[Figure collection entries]
※ ※ ※
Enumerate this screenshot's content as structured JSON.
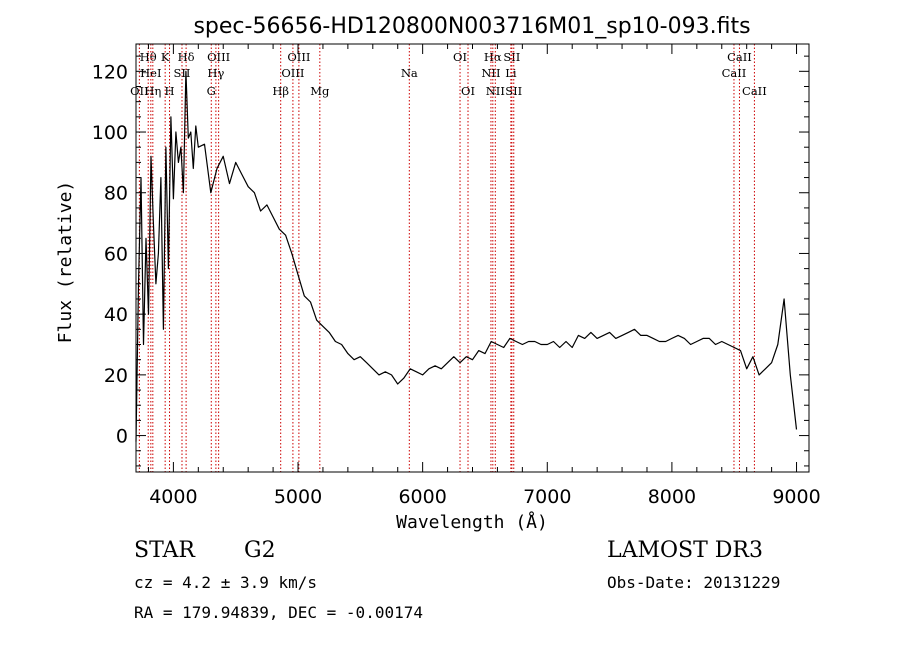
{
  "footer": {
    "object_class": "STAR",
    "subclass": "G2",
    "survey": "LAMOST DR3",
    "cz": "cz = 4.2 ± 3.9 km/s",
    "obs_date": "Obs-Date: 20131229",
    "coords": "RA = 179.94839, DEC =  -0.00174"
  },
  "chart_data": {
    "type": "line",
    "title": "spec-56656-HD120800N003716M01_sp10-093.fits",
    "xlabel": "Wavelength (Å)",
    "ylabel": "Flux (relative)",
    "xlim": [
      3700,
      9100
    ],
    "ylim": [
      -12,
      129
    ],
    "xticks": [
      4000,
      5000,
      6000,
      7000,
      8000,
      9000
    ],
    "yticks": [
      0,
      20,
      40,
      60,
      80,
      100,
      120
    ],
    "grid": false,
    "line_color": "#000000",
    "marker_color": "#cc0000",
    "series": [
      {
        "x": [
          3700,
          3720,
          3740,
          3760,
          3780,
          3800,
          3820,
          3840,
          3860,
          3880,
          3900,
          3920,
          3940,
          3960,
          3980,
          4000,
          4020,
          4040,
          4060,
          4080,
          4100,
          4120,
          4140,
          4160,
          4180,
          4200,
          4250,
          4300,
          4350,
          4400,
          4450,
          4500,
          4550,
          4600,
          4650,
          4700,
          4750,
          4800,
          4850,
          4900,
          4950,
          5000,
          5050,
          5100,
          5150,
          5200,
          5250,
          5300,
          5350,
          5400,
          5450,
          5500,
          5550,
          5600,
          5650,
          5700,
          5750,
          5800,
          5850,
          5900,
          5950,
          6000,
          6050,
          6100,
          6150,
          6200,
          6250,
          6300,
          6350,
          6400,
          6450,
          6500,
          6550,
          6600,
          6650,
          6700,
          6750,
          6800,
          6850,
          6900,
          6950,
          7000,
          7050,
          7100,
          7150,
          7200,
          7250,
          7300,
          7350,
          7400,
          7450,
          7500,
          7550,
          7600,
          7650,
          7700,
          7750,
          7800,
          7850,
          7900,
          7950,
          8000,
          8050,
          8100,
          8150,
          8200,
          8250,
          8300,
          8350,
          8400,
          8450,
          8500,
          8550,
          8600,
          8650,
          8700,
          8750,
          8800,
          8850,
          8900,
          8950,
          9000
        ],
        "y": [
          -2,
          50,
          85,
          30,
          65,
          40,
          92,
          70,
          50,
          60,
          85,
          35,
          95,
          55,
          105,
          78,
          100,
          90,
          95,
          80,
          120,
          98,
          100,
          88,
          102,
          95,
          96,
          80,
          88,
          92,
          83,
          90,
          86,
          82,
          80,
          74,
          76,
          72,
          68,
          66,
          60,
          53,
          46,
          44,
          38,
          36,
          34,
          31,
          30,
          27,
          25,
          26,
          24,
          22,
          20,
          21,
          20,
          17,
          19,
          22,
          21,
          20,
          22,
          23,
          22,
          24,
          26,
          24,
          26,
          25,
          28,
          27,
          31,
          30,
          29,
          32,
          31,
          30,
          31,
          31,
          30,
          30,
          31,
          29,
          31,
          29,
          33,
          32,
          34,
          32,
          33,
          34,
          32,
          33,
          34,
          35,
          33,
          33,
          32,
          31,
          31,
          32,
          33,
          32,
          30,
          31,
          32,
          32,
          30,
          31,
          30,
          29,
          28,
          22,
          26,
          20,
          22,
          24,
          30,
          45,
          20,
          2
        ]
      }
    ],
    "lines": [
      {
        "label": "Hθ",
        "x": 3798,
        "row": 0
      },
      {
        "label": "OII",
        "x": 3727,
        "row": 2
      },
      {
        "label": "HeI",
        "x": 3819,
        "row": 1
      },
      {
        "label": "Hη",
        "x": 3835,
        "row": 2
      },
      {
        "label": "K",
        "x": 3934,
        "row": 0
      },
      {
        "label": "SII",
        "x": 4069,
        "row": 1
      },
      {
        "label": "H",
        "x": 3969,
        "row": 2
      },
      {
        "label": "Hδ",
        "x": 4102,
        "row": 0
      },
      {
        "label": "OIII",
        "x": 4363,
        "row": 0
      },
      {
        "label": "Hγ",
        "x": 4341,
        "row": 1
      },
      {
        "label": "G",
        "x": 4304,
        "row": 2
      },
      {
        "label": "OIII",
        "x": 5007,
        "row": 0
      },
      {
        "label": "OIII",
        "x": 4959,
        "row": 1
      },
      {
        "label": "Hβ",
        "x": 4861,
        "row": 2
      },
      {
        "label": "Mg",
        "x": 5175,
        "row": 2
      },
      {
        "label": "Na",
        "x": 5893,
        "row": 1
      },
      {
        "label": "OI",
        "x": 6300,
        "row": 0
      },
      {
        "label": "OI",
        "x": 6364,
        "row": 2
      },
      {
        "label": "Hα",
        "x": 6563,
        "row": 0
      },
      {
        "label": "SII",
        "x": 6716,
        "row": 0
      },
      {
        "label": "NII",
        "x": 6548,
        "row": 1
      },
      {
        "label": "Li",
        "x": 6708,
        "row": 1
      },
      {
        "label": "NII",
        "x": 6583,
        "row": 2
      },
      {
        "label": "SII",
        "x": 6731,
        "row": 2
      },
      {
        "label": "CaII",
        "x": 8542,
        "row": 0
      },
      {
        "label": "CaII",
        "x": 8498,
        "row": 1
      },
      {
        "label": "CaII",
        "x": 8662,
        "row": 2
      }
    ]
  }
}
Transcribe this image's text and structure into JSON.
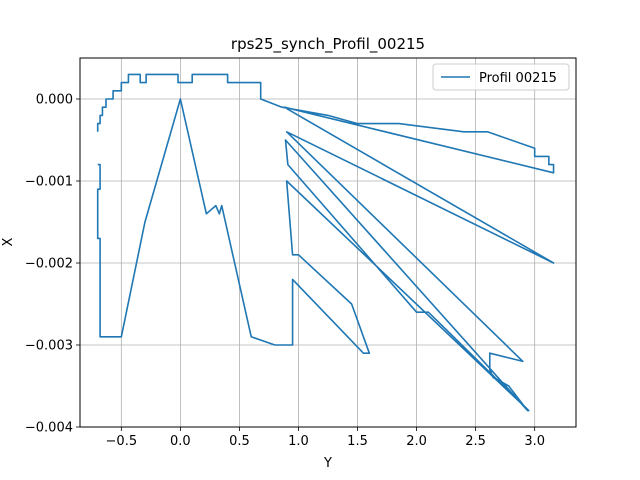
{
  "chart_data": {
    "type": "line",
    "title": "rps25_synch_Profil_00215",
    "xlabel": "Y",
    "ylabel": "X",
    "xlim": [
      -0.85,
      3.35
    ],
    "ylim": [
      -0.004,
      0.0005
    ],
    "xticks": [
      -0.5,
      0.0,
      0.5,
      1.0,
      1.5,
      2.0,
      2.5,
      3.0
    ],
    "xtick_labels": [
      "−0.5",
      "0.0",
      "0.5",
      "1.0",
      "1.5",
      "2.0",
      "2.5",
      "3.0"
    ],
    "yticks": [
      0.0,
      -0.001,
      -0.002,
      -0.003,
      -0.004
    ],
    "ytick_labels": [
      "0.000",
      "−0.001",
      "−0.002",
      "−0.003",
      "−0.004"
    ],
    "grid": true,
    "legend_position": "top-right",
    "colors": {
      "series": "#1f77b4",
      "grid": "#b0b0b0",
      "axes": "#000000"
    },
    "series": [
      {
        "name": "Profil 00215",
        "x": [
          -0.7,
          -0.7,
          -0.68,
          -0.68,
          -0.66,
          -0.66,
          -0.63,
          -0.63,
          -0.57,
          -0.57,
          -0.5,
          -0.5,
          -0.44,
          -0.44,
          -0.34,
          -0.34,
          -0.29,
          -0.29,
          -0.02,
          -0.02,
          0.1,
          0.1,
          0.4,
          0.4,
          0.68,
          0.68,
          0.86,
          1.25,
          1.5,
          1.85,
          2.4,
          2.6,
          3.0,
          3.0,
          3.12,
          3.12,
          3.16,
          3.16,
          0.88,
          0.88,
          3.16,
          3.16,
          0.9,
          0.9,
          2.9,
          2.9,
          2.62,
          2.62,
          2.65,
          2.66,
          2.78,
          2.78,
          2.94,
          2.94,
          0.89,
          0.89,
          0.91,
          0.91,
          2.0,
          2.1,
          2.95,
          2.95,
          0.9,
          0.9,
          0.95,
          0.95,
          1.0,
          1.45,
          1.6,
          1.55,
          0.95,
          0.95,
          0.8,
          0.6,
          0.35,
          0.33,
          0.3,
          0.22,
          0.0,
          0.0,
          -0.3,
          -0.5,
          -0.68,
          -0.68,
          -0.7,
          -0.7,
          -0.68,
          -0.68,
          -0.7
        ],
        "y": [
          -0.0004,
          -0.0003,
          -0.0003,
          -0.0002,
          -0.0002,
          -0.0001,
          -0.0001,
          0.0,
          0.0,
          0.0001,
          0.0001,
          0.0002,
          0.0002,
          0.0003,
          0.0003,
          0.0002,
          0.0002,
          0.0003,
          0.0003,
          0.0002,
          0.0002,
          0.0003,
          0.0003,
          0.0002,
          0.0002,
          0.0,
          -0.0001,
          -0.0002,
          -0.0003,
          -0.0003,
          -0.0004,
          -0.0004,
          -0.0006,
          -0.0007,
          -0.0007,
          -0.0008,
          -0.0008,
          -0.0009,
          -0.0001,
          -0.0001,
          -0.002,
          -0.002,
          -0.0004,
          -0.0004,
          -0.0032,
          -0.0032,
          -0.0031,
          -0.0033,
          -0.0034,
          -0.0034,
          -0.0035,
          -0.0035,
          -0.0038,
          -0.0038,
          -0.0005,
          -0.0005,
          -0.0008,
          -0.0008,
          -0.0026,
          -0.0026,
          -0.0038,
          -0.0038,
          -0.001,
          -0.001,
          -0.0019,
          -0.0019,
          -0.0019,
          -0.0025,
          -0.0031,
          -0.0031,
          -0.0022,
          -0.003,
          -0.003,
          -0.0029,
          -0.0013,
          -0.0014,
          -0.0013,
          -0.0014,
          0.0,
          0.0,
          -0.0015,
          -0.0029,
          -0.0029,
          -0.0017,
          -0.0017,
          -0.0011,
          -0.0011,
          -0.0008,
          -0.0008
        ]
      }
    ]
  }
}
※ ※ ※
**Problem statement:**
Which lines contain the word "JSON"? Return each of them.

**Solution to this task:**
Enumerate this screenshot's content as structured JSON.
Transcribe this image's text and structure into JSON.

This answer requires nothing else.